| Exercise goal |
Leave out the pictures; transcribe all else exactly.

| Dataset |
** START **
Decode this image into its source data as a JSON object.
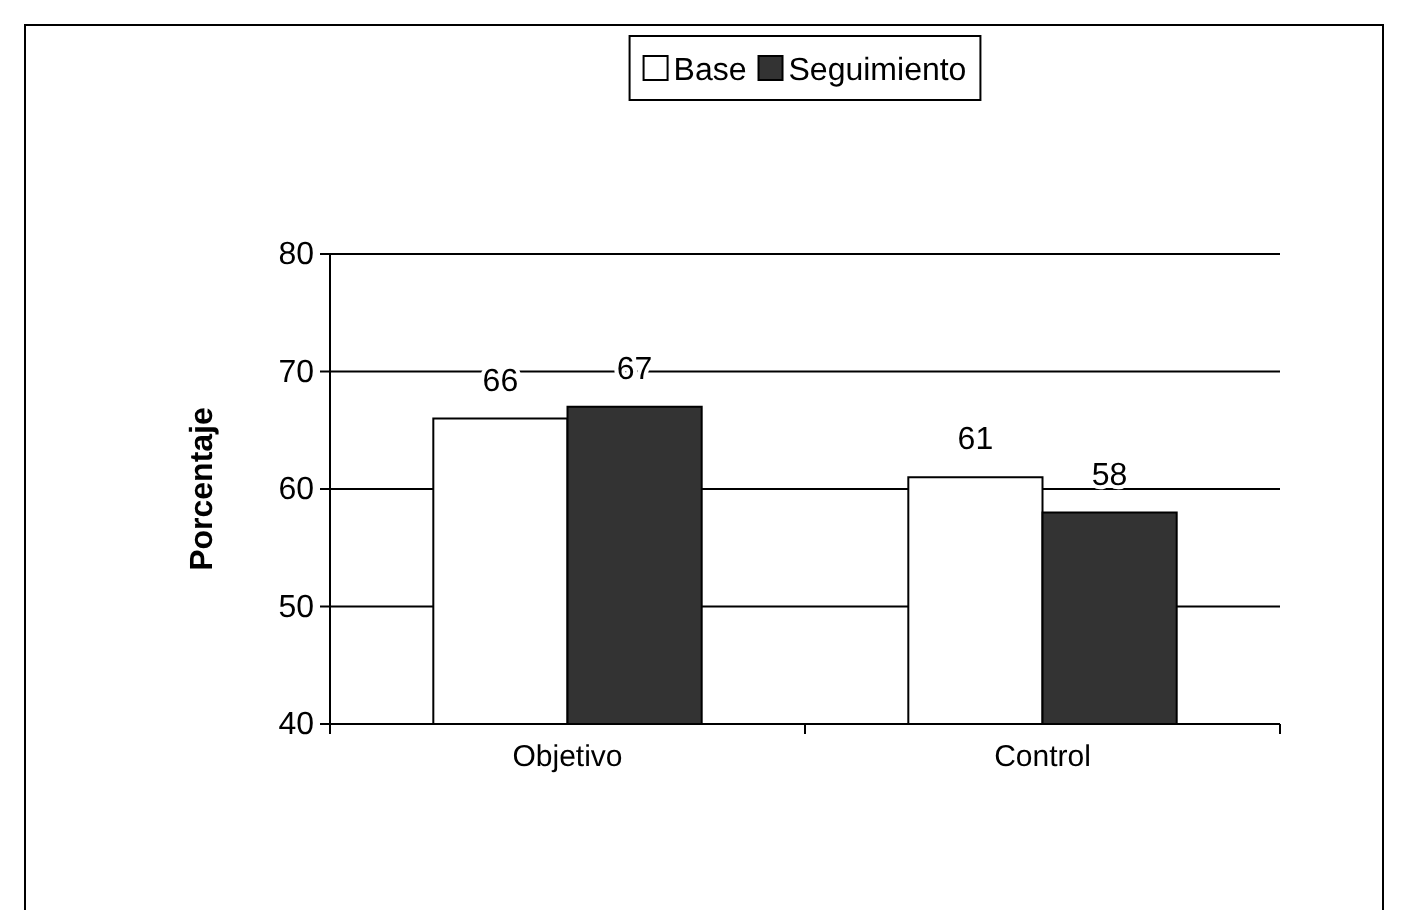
{
  "chart_data": {
    "type": "bar",
    "ylabel": "Porcentaje",
    "categories": [
      "Objetivo",
      "Control"
    ],
    "series": [
      {
        "name": "Base",
        "color": "#ffffff",
        "values": [
          66,
          61
        ]
      },
      {
        "name": "Seguimiento",
        "color": "#333333",
        "values": [
          67,
          58
        ]
      }
    ],
    "ylim": [
      40,
      80
    ],
    "yticks": [
      40,
      50,
      60,
      70,
      80
    ],
    "grid": "y",
    "legend": "top",
    "data_labels": true
  }
}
** END **
| Reply to the task |
Decode this image into its source data as a JSON object.
{
  "chart_data": {
    "type": "bar",
    "ylabel": "Porcentaje",
    "categories": [
      "Objetivo",
      "Control"
    ],
    "series": [
      {
        "name": "Base",
        "color": "#ffffff",
        "values": [
          66,
          61
        ]
      },
      {
        "name": "Seguimiento",
        "color": "#333333",
        "values": [
          67,
          58
        ]
      }
    ],
    "ylim": [
      40,
      80
    ],
    "yticks": [
      40,
      50,
      60,
      70,
      80
    ],
    "grid": "y",
    "legend": "top",
    "data_labels": true
  }
}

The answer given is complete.